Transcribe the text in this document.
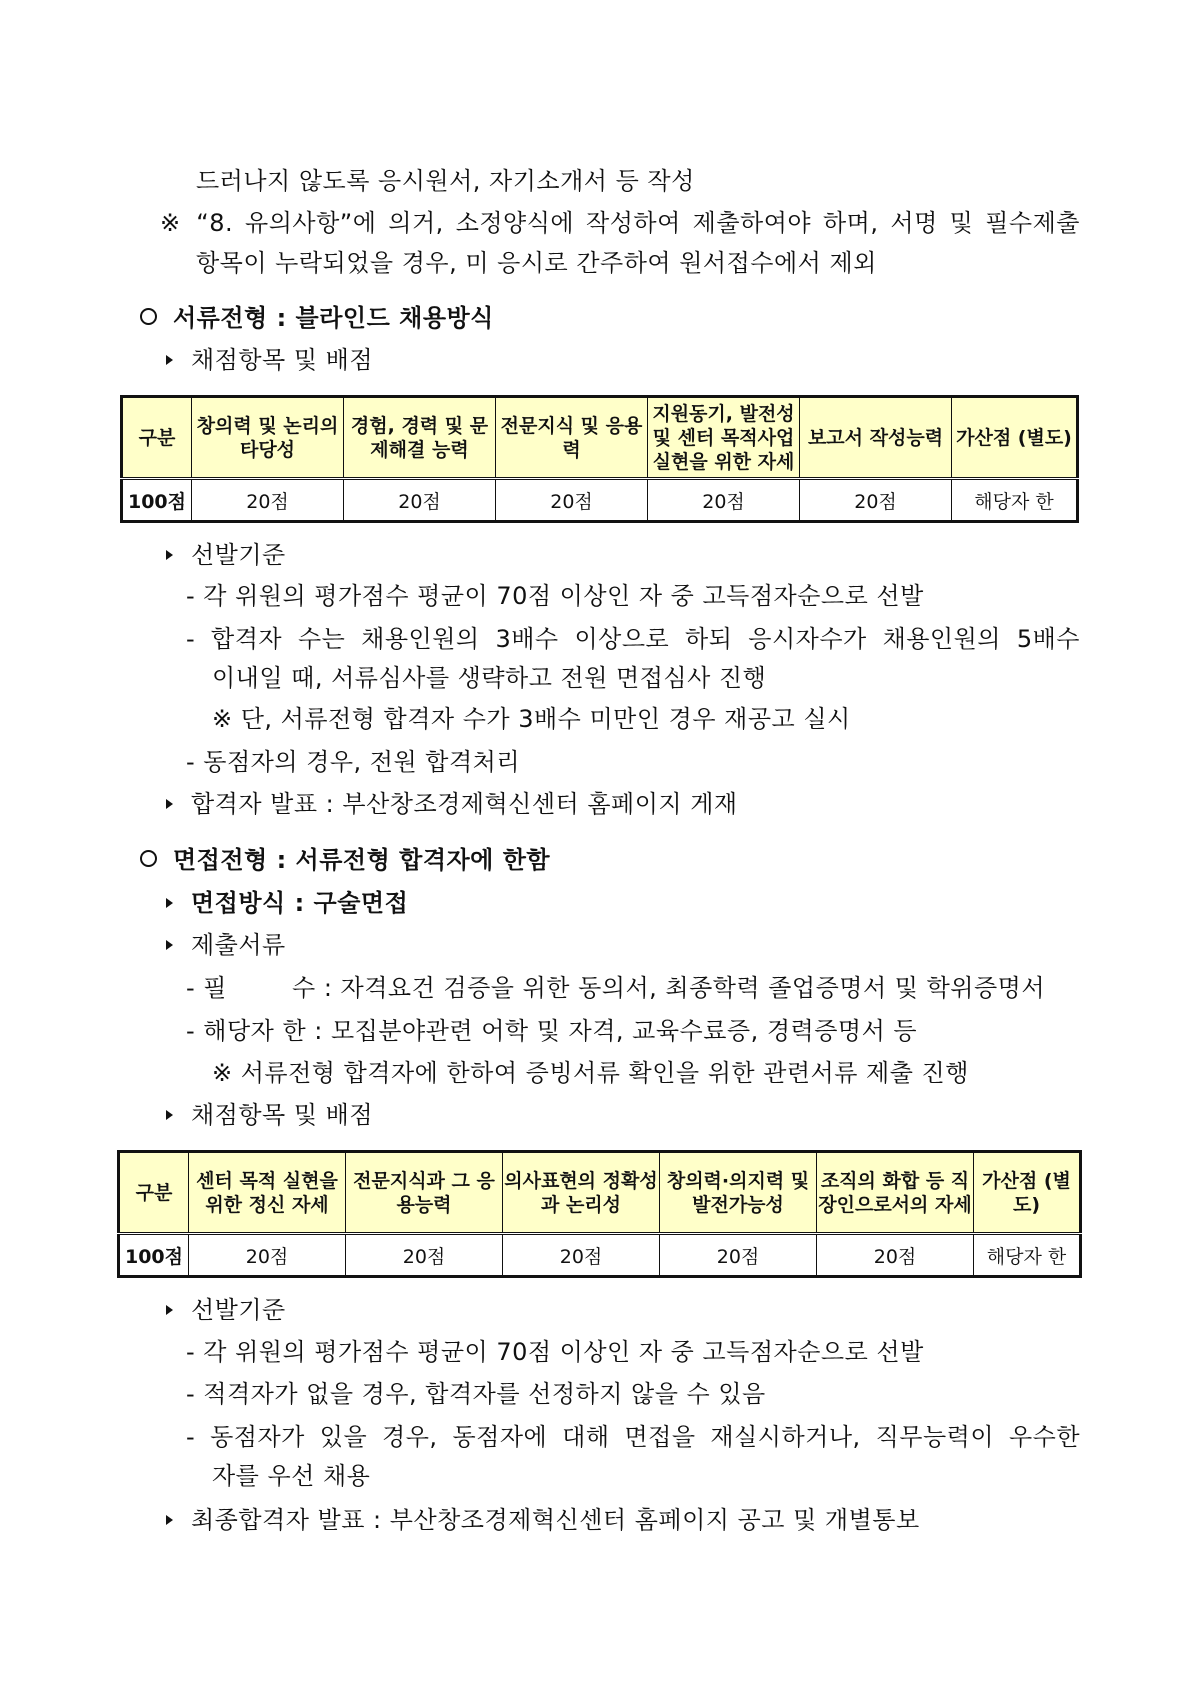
드러나지 않도록 응시원서, 자기소개서 등 작성
※ “8. 유의사항”에 의거, 소정양식에 작성하여 제출하여야 하며, 서명 및 필수제출
항목이 누락되었을 경우, 미 응시로 간주하여 원서접수에서 제외
서류전형 : 블라인드 채용방식
채점항목 및 배점
구분	창의력 및 논리의 타당성	경험, 경력 및 문제해결 능력	전문지식 및 응용력	지원동기, 발전성 및 센터 목적사업 실현을 위한 자세	보고서 작성능력	가산점 (별도)
100점	20점	20점	20점	20점	20점	해당자 한
선발기준
- 각 위원의 평가점수 평균이 70점 이상인 자 중 고득점자순으로 선발
- 합격자 수는 채용인원의 3배수 이상으로 하되 응시자수가 채용인원의 5배수
이내일 때, 서류심사를 생략하고 전원 면접심사 진행
※ 단, 서류전형 합격자 수가 3배수 미만인 경우 재공고 실시
- 동점자의 경우, 전원 합격처리
합격자 발표 : 부산창조경제혁신센터 홈페이지 게재
면접전형 : 서류전형 합격자에 한함
면접방식 : 구술면접
제출서류
- 필        수 : 자격요건 검증을 위한 동의서, 최종학력 졸업증명서 및 학위증명서
- 해당자 한 : 모집분야관련 어학 및 자격, 교육수료증, 경력증명서 등
※ 서류전형 합격자에 한하여 증빙서류 확인을 위한 관련서류 제출 진행
채점항목 및 배점
구분	센터 목적 실현을 위한 정신 자세	전문지식과 그 응용능력	의사표현의 정확성과 논리성	창의력·의지력 및 발전가능성	조직의 화합 등 직장인으로서의 자세	가산점 (별도)
100점	20점	20점	20점	20점	20점	해당자 한
선발기준
- 각 위원의 평가점수 평균이 70점 이상인 자 중 고득점자순으로 선발
- 적격자가 없을 경우, 합격자를 선정하지 않을 수 있음
- 동점자가 있을 경우, 동점자에 대해 면접을 재실시하거나, 직무능력이 우수한
자를 우선 채용
최종합격자 발표 : 부산창조경제혁신센터 홈페이지 공고 및 개별통보
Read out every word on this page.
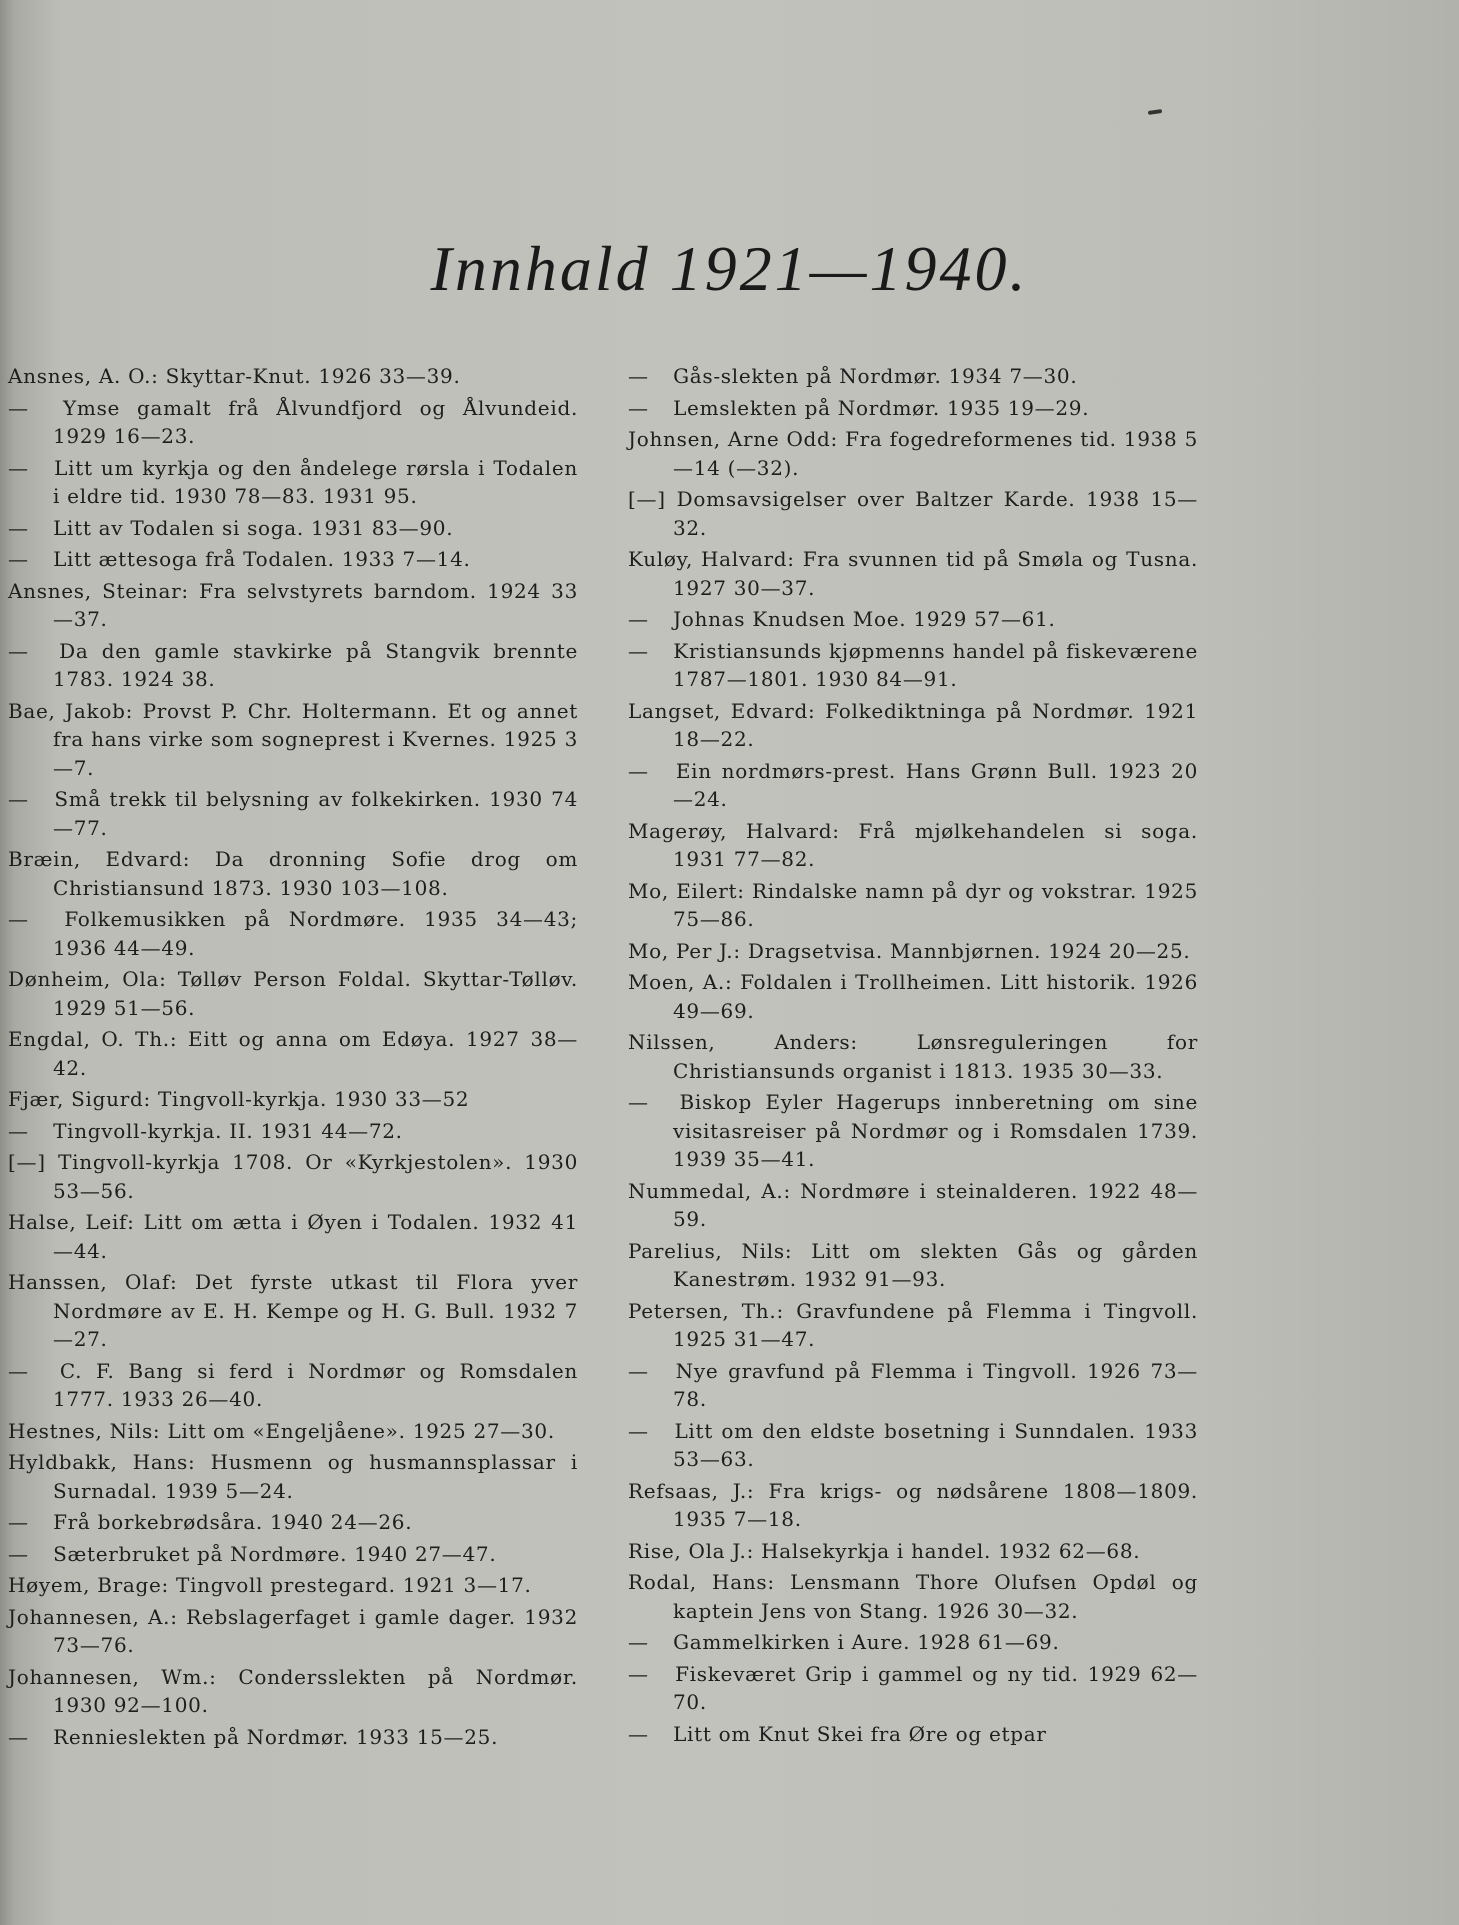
Innhald 1921—1940.

Ansnes, A. O.: Skyttar-Knut. 1926 33—39.

— Ymse gamalt frå Ålvundfjord og Ålvundeid. 1929 16—23.

— Litt um kyrkja og den åndelege rørsla i Todalen i eldre tid. 1930 78—83. 1931 95.

— Litt av Todalen si soga. 1931 83—90.

— Litt ættesoga frå Todalen. 1933 7—14.

Ansnes, Steinar: Fra selvstyrets barndom. 1924 33—37.

— Da den gamle stavkirke på Stangvik brennte 1783. 1924 38.

Bae, Jakob: Provst P. Chr. Holtermann. Et og annet fra hans virke som sogneprest i Kvernes. 1925 3—7.

— Små trekk til belysning av folkekirken. 1930 74—77.

Bræin, Edvard: Da dronning Sofie drog om Christiansund 1873. 1930 103—108.

— Folkemusikken på Nordmøre. 1935 34—43; 1936 44—49.

Dønheim, Ola: Tølløv Person Foldal. Skyttar-Tølløv. 1929 51—56.

Engdal, O. Th.: Eitt og anna om Edøya. 1927 38—42.

Fjær, Sigurd: Tingvoll-kyrkja. 1930 33—52

— Tingvoll-kyrkja. II. 1931 44—72.

[—] Tingvoll-kyrkja 1708. Or «Kyrkjestolen». 1930 53—56.

Halse, Leif: Litt om ætta i Øyen i Todalen. 1932 41—44.

Hanssen, Olaf: Det fyrste utkast til Flora yver Nordmøre av E. H. Kempe og H. G. Bull. 1932 7—27.

— C. F. Bang si ferd i Nordmør og Romsdalen 1777. 1933 26—40.

Hestnes, Nils: Litt om «Engeljåene». 1925 27—30.

Hyldbakk, Hans: Husmenn og husmannsplassar i Surnadal. 1939 5—24.

— Frå borkebrødsåra. 1940 24—26.

— Sæterbruket på Nordmøre. 1940 27—47.

Høyem, Brage: Tingvoll prestegard. 1921 3—17.

Johannesen, A.: Rebslagerfaget i gamle dager. 1932 73—76.

Johannesen, Wm.: Condersslekten på Nordmør. 1930 92—100.

— Rennieslekten på Nordmør. 1933 15—25.

— Gås-slekten på Nordmør. 1934 7—30.

— Lemslekten på Nordmør. 1935 19—29.

Johnsen, Arne Odd: Fra fogedreformenes tid. 1938 5—14 (—32).

[—] Domsavsigelser over Baltzer Karde. 1938 15—32.

Kuløy, Halvard: Fra svunnen tid på Smøla og Tusna. 1927 30—37.

— Johnas Knudsen Moe. 1929 57—61.

— Kristiansunds kjøpmenns handel på fiskeværene 1787—1801. 1930 84—91.

Langset, Edvard: Folkediktninga på Nordmør. 1921 18—22.

— Ein nordmørs-prest. Hans Grønn Bull. 1923 20—24.

Magerøy, Halvard: Frå mjølkehandelen si soga. 1931 77—82.

Mo, Eilert: Rindalske namn på dyr og vokstrar. 1925 75—86.

Mo, Per J.: Dragsetvisa. Mannbjørnen. 1924 20—25.

Moen, A.: Foldalen i Trollheimen. Litt historik. 1926 49—69.

Nilssen, Anders:	Lønsreguleringen for Christiansunds organist i 1813. 1935 30—33.

— Biskop Eyler Hagerups innberetning om sine visitasreiser på Nordmør og i Romsdalen 1739. 1939 35—41.

Nummedal, A.: Nordmøre i steinalderen. 1922 48—59.

Parelius, Nils: Litt om slekten Gås og gården Kanestrøm. 1932 91—93.

Petersen, Th.: Gravfundene på Flemma i Tingvoll. 1925 31—47.

— Nye gravfund på Flemma i Tingvoll. 1926 73—78.

— Litt om den eldste bosetning i Sunndalen. 1933 53—63.

Refsaas, J.: Fra krigs- og nødsårene 1808—1809. 1935 7—18.

Rise, Ola J.: Halsekyrkja i handel. 1932 62—68.

Rodal, Hans: Lensmann Thore Olufsen Opdøl og kaptein Jens von Stang. 1926 30—32.

— Gammelkirken i Aure. 1928 61—69.

— Fiskeværet Grip i gammel og ny tid. 1929 62—70.

— Litt om Knut Skei fra Øre og etpar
___
## Exercise goal
Count the lines of these entries that hold the string "Knut", and give only that number.

## Right answer
2